Dataset rows about figures:
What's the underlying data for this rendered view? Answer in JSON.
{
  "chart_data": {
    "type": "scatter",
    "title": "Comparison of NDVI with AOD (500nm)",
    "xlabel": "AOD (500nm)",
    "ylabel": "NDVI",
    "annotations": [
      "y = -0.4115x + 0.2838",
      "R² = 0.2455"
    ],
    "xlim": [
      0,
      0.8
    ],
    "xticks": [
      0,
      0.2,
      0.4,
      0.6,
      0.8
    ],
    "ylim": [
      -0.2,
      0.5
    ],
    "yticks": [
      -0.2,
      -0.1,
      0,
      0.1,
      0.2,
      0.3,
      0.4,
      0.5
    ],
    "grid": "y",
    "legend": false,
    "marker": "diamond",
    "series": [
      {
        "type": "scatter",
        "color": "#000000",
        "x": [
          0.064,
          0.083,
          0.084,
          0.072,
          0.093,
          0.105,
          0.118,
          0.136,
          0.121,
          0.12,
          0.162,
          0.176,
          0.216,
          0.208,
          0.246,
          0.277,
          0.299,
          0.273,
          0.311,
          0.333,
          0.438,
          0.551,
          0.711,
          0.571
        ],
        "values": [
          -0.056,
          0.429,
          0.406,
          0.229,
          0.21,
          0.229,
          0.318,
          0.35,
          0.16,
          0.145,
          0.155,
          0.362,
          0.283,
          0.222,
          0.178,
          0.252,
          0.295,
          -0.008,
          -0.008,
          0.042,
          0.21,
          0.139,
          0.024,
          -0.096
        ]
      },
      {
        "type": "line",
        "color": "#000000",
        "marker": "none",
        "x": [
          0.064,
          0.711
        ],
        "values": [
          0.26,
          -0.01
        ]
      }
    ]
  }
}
...
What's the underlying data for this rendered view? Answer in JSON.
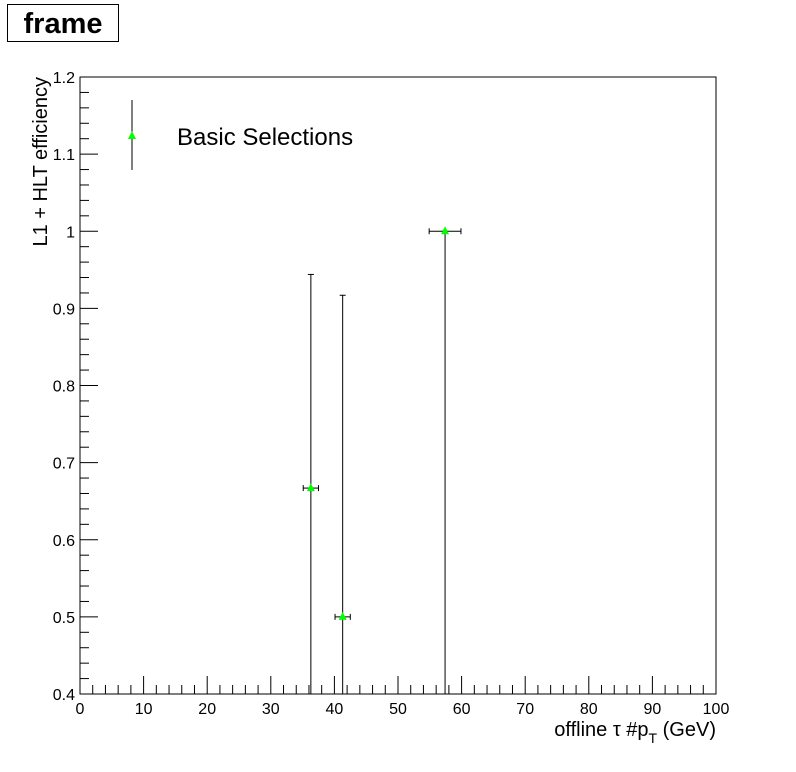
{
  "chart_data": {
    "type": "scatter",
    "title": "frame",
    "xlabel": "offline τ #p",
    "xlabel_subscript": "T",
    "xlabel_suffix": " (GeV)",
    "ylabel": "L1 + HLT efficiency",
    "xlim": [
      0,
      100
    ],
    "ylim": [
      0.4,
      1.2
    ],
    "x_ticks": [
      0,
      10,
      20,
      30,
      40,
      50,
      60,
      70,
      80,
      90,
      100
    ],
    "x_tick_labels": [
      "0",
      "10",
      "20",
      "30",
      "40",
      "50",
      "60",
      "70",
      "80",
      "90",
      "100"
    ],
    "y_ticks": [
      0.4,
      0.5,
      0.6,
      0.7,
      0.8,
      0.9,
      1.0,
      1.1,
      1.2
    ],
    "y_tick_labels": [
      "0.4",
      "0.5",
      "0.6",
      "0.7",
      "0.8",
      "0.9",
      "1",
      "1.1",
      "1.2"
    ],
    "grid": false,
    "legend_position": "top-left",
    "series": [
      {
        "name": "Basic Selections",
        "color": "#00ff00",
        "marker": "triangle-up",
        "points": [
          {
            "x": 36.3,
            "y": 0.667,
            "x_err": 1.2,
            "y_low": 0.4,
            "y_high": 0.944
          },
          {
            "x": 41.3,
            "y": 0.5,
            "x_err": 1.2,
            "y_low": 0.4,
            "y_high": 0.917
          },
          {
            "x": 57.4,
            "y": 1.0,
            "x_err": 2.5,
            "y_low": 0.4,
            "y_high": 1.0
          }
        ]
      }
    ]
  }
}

- **SHORT PROBLEM**:
Filter the entries down to the lines containing "ylabel". Copy each of those lines.

- **TASK RESULT**:
    "ylabel": "NDVI",
    "ylabel": "L1 + HLT efficiency",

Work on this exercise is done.